The employment of a data protection officer as soon as possible would also aid preparation greatly as not only would it fill a requirement of the GDPR, the officer could make an early assessment of processes and systems to test for compliance.

Being able to identify PII (personally identifiable information) within a company’s multiple data stores is also essential. This extends to all manner of data, including unstructured locations such as file shares, email and SharePoint, or cloud-based shared file systems such as Dropbox or Office365. This is essential, not just for the initial assessment to determine any changes needed to become compliant, but is also required on an on-going basis, making sure that users don’t create new documents containing PII that are then stored in the wrong place.

- [TASKS TO CARRY OUT]
a) In the GDPR compliance passage, which unstructured locations are given as examples of places where PII must be identified?
b) Carry the GDPR compliance passage forward, picking up after its final sentence.

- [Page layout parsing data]
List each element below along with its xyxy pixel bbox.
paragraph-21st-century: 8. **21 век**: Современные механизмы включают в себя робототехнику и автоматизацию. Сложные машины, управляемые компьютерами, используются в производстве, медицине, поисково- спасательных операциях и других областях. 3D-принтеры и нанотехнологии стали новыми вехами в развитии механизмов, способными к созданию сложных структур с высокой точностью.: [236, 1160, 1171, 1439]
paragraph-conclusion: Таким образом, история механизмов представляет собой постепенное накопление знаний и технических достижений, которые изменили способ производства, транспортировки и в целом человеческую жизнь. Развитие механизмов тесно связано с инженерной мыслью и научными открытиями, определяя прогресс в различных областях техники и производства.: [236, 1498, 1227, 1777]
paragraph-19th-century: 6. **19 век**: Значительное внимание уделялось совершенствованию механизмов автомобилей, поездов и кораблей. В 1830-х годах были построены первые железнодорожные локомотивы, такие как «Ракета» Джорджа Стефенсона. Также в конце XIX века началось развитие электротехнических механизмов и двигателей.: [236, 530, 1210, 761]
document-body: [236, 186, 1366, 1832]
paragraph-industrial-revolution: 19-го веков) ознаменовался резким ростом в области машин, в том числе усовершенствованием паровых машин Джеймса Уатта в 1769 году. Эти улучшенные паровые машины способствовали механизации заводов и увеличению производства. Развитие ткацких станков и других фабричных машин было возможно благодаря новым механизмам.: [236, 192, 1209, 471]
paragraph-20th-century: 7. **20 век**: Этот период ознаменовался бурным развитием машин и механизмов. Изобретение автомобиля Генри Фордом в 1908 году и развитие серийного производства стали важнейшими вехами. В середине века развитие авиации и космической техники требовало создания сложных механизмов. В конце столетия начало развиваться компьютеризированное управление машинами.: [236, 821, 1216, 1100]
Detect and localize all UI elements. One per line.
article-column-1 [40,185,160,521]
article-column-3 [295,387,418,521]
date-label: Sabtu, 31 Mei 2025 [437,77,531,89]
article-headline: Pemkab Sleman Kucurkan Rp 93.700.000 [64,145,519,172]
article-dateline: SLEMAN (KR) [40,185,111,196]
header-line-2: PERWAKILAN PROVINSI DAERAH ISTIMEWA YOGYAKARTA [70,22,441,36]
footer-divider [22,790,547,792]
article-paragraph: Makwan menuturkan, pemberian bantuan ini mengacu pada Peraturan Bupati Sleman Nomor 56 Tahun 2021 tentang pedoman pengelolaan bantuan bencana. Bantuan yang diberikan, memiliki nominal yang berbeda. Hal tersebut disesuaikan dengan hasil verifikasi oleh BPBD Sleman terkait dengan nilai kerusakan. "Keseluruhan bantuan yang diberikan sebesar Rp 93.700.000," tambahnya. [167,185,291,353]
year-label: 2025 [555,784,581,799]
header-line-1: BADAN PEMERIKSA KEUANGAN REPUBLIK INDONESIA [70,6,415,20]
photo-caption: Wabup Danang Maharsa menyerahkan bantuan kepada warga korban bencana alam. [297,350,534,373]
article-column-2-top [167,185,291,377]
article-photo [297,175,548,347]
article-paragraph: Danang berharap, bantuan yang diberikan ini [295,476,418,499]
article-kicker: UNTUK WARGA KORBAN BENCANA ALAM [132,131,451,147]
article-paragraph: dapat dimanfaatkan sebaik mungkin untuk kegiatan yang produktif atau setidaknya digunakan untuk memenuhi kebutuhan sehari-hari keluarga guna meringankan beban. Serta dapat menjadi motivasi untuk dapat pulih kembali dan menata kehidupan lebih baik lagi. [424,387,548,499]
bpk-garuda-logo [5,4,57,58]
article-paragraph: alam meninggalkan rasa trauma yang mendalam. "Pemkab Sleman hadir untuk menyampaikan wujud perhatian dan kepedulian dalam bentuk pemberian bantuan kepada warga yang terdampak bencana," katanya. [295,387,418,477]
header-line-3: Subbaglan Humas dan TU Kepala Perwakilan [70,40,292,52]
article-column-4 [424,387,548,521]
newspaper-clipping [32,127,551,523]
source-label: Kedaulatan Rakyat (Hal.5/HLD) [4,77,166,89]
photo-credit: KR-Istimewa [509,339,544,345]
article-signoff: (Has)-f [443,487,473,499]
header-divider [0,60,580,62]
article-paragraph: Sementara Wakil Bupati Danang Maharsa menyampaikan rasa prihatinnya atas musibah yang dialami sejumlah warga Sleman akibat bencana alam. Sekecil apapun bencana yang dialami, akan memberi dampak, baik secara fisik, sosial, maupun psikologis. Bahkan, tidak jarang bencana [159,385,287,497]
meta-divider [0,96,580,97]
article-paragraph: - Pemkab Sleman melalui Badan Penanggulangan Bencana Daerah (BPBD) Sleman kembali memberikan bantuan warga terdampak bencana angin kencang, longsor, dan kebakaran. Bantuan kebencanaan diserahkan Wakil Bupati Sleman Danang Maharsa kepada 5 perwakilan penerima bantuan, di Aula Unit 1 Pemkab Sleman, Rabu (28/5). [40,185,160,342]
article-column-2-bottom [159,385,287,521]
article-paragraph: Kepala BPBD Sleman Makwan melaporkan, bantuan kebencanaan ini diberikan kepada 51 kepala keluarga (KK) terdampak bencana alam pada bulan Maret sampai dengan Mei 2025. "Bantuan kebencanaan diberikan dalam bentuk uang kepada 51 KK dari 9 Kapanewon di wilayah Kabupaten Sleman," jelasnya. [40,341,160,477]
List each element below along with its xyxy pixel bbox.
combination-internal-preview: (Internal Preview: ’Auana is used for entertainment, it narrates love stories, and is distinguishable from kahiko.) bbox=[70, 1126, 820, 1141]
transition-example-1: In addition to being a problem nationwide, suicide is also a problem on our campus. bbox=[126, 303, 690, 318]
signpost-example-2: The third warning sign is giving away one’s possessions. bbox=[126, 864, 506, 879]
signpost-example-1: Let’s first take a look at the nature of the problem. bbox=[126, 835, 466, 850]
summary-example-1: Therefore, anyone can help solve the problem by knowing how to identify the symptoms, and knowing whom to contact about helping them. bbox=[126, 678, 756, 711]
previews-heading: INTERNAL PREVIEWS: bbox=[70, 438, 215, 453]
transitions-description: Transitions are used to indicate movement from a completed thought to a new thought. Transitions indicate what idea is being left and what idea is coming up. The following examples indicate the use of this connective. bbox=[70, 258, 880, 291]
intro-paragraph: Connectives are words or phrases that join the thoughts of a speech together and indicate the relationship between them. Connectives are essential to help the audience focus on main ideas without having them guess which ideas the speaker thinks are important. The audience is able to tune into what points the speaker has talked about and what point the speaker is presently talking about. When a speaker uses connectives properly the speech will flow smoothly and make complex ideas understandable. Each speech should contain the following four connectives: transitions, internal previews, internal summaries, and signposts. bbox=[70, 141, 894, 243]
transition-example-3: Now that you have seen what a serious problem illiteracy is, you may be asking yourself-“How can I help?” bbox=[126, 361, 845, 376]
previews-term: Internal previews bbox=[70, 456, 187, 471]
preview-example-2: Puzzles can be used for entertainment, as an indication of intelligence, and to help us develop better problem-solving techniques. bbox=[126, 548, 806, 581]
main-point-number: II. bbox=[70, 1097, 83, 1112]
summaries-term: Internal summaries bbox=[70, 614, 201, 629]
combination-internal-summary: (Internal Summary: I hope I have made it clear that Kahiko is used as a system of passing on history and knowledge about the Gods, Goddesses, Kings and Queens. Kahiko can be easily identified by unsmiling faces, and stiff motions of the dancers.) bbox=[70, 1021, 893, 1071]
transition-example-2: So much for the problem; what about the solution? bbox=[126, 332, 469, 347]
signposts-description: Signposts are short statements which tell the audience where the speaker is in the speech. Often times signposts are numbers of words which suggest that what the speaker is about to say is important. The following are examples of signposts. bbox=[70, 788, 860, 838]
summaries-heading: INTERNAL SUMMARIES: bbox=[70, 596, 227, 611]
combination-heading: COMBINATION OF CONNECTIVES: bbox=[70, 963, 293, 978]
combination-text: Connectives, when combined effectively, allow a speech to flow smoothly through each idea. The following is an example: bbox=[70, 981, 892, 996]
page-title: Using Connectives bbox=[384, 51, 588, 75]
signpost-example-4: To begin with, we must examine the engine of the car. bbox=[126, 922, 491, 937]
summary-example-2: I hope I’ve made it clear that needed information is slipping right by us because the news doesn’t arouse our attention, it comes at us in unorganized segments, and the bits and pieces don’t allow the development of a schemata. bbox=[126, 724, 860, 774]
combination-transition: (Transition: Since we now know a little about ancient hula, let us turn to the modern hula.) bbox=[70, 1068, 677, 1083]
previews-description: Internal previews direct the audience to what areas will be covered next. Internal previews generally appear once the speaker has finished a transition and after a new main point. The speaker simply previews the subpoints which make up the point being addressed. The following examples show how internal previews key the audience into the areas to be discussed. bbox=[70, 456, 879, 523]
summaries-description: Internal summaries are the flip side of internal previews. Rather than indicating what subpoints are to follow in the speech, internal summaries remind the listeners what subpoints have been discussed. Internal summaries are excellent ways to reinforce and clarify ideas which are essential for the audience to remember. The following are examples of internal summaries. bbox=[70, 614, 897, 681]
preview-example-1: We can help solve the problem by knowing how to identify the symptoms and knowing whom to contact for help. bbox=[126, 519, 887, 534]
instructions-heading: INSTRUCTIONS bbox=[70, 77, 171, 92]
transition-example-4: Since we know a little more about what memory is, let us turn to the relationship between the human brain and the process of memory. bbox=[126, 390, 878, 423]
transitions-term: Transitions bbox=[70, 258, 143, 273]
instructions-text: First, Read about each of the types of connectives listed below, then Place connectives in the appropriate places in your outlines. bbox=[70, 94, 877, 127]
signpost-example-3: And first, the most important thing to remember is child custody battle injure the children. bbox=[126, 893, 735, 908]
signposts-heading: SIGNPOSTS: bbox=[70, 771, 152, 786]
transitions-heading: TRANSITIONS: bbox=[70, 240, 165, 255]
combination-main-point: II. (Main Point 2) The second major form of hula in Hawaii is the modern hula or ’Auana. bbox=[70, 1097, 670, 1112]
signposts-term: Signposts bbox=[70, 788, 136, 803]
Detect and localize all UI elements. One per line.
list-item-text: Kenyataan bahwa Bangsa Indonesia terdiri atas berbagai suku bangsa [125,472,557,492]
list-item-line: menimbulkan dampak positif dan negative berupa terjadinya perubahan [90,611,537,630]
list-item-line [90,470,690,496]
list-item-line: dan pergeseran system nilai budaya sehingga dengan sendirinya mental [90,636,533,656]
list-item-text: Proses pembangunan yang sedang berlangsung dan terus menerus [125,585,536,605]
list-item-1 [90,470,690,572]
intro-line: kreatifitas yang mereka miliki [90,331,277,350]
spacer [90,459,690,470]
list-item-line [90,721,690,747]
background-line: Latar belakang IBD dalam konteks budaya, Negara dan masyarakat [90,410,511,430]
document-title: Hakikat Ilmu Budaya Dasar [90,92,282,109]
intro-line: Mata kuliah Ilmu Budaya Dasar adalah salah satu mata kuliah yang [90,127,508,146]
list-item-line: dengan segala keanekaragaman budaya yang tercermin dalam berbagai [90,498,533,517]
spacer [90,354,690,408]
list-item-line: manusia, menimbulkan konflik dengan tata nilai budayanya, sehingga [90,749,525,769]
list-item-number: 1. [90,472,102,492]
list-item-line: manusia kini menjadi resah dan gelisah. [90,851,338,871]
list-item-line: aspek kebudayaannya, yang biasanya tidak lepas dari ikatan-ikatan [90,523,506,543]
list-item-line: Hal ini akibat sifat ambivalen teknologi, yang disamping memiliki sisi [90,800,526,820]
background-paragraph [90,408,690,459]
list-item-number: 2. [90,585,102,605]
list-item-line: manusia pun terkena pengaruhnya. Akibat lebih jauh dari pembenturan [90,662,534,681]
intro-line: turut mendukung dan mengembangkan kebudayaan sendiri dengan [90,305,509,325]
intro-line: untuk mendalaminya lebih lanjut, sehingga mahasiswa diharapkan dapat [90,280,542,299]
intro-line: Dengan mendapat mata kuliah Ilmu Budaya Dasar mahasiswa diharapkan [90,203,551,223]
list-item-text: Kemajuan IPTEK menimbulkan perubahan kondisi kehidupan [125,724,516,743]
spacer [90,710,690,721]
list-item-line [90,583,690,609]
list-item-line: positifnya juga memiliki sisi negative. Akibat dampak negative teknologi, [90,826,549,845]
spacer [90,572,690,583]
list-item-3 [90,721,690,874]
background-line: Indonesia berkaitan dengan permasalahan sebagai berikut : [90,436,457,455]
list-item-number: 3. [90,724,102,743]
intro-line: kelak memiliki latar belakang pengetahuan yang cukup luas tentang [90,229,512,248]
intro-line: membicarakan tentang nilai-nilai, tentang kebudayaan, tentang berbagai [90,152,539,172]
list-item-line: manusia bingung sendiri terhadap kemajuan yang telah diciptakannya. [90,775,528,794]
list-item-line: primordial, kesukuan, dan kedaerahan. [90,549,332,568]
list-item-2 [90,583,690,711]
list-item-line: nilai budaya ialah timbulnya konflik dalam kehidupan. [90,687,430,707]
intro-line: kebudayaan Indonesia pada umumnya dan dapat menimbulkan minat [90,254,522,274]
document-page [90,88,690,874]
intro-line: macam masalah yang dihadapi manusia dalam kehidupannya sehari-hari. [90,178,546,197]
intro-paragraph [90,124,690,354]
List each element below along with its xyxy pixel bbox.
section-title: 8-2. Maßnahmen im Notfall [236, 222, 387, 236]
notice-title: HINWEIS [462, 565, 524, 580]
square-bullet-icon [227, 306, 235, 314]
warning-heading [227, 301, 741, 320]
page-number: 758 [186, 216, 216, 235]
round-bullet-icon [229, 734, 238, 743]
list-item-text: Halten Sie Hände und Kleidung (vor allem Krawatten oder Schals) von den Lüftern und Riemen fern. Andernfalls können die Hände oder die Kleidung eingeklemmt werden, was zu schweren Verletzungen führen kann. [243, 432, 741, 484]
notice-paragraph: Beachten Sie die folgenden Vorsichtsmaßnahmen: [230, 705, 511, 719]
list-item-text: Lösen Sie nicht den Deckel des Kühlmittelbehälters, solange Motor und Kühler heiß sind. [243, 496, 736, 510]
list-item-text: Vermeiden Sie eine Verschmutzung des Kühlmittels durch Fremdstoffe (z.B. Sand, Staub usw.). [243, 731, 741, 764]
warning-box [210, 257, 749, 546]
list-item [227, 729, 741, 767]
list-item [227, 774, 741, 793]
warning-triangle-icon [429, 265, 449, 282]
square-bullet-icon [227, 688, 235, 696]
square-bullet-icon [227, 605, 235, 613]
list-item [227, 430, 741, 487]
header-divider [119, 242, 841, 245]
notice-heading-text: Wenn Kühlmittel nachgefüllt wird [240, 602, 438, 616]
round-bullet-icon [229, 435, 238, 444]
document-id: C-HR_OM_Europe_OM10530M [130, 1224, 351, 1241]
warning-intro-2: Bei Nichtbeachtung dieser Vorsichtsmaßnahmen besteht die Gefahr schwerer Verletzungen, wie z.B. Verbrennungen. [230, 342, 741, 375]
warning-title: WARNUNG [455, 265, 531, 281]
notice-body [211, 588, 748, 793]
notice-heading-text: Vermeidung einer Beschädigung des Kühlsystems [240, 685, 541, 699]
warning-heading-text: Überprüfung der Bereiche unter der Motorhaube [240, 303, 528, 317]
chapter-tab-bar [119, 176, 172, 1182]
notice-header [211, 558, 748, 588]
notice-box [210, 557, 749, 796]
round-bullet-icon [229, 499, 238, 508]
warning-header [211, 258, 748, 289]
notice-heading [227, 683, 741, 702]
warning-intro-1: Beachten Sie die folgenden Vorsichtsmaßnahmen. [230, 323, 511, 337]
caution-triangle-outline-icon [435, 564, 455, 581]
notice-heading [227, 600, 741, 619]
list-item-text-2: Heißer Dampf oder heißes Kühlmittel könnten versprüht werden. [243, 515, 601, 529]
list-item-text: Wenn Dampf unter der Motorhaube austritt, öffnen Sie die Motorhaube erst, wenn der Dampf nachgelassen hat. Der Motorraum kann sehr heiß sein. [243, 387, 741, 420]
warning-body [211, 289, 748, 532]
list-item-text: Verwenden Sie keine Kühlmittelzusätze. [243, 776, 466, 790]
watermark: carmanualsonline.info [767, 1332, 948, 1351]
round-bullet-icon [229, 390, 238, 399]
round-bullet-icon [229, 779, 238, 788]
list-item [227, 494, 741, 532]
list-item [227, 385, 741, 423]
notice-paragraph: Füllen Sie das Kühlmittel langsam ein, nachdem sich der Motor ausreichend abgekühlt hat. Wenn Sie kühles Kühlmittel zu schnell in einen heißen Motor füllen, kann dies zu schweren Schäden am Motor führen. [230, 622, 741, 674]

- [RESPONSE LIST]
a) File shares, email and SharePoint.

b)
GDPR also extends the Freedom of Information, making it a legal requirement that companies show any customer the records that they hold pertinent to them. The £10 access fee will go, and the information must be presented to the customer in a timely manner, but certainly in no more than one month. If all PII data is in structured, highly controlled locations then this is relatively simple – but past experience tells us that this is rarely the case. Being able to find all data relating to an individual across multiple unstructured data sources is an essential requirement.

Reciprocal Group Services for GDPR

Reciprocal Secure Data Analytics (RSDA) provides an innovative and comprehensive service that will help your organisation to be compliant.
It does this through three key phases;

Discover

The DISCOVER phase is where you search for your organisation’s sensitive information. You need to index files stored in any format from sources like cloud, file shares and mail servers. You need to locate passwords, customer information, credit cards, salary details and company confidential records. The process starts by ingesting data from all your unstructured data sources, be that Dropbox, CIFS file shares, Exchange server, Office 365 or SharePoint. Within half an hour of the ingest starting, it is possible to start querying some data.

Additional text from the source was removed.